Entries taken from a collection
○ ○ ○ ○
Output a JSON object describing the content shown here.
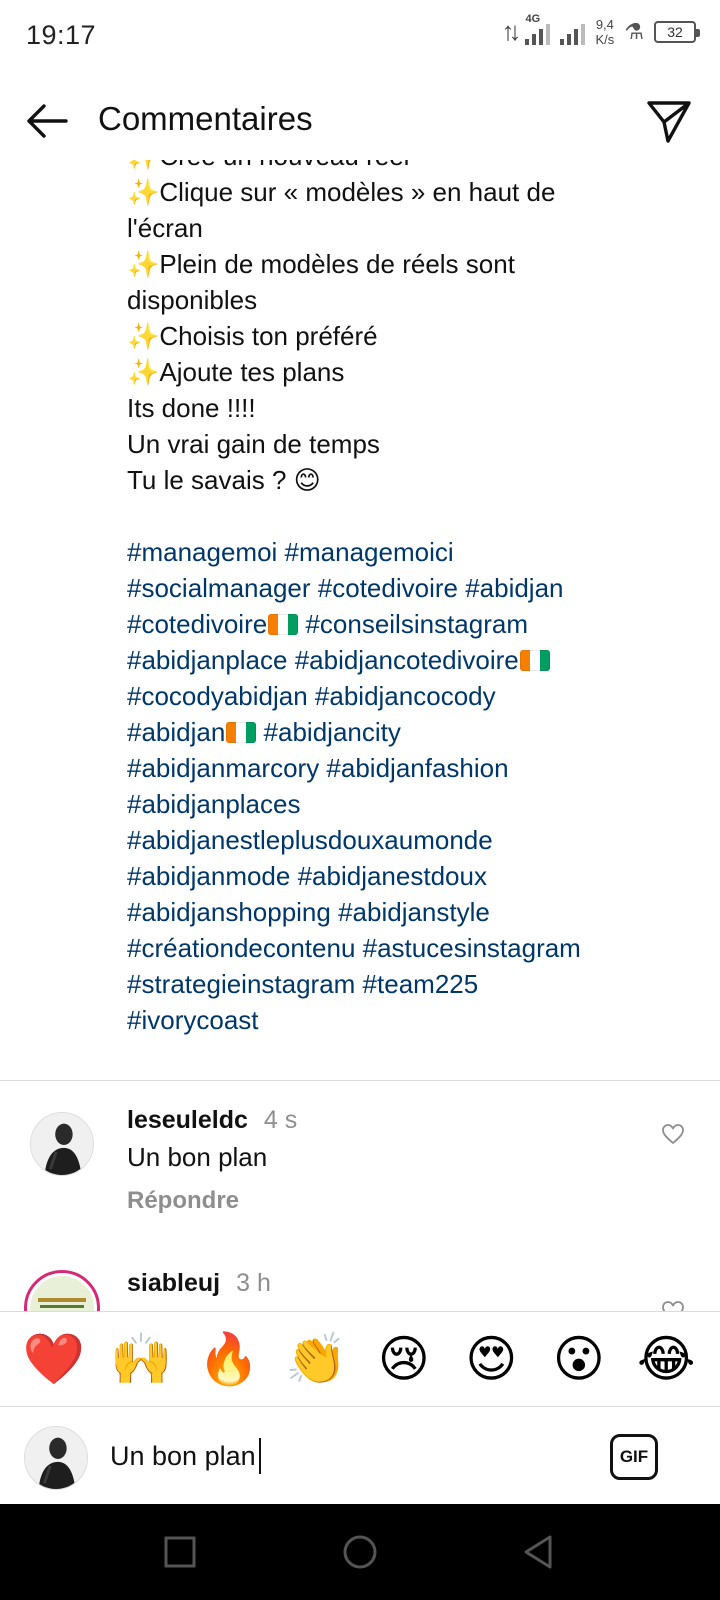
{
  "status_bar": {
    "time": "19:17",
    "network_type": "4G",
    "net_speed_value": "9,4",
    "net_speed_unit": "K/s",
    "battery": "32"
  },
  "header": {
    "title": "Commentaires",
    "back_icon": "arrow-left-icon",
    "send_icon": "paper-plane-icon"
  },
  "caption": {
    "lines": [
      "✨Crée un nouveau reel",
      "✨Clique sur « modèles » en haut de",
      "l'écran",
      "✨Plein de modèles de réels sont",
      "disponibles",
      "✨Choisis ton préféré",
      "✨Ajoute tes plans",
      "Its done !!!!",
      "Un vrai gain de temps",
      "Tu le savais ? 😊"
    ],
    "hashtag_lines": [
      "#managemoi #managemoici",
      "#socialmanager #cotedivoire #abidjan",
      "#cotedivoire",
      "#conseilsinstagram",
      "#abidjanplace #abidjancotedivoire",
      "#cocodyabidjan #abidjancocody",
      "#abidjan",
      "#abidjancity",
      "#abidjanmarcory #abidjanfashion",
      "#abidjanplaces",
      "#abidjanestleplusdouxaumonde",
      "#abidjanmode #abidjanestdoux",
      "#abidjanshopping #abidjanstyle",
      "#créationdecontenu #astucesinstagram",
      "#strategieinstagram #team225",
      "#ivorycoast"
    ],
    "hashtag_color": "#00376b"
  },
  "comments": [
    {
      "username": "leseuleldc",
      "time": "4 s",
      "text": "Un bon plan",
      "reply_label": "Répondre"
    },
    {
      "username": "siableuj",
      "time": "3 h"
    }
  ],
  "emoji_bar": [
    "❤️",
    "🙌",
    "🔥",
    "👏",
    "😢",
    "😍",
    "😮",
    "😂"
  ],
  "input": {
    "value": "Un bon plan",
    "gif_label": "GIF"
  },
  "nav": {
    "recents_icon": "square-icon",
    "home_icon": "circle-icon",
    "back_icon": "triangle-back-icon"
  }
}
○ ○ ○ ○
Work to do
Find the lines that include the string "modèles", then copy each of them.

Finished answer
      "✨Clique sur « modèles » en haut de",
      "✨Plein de modèles de réels sont",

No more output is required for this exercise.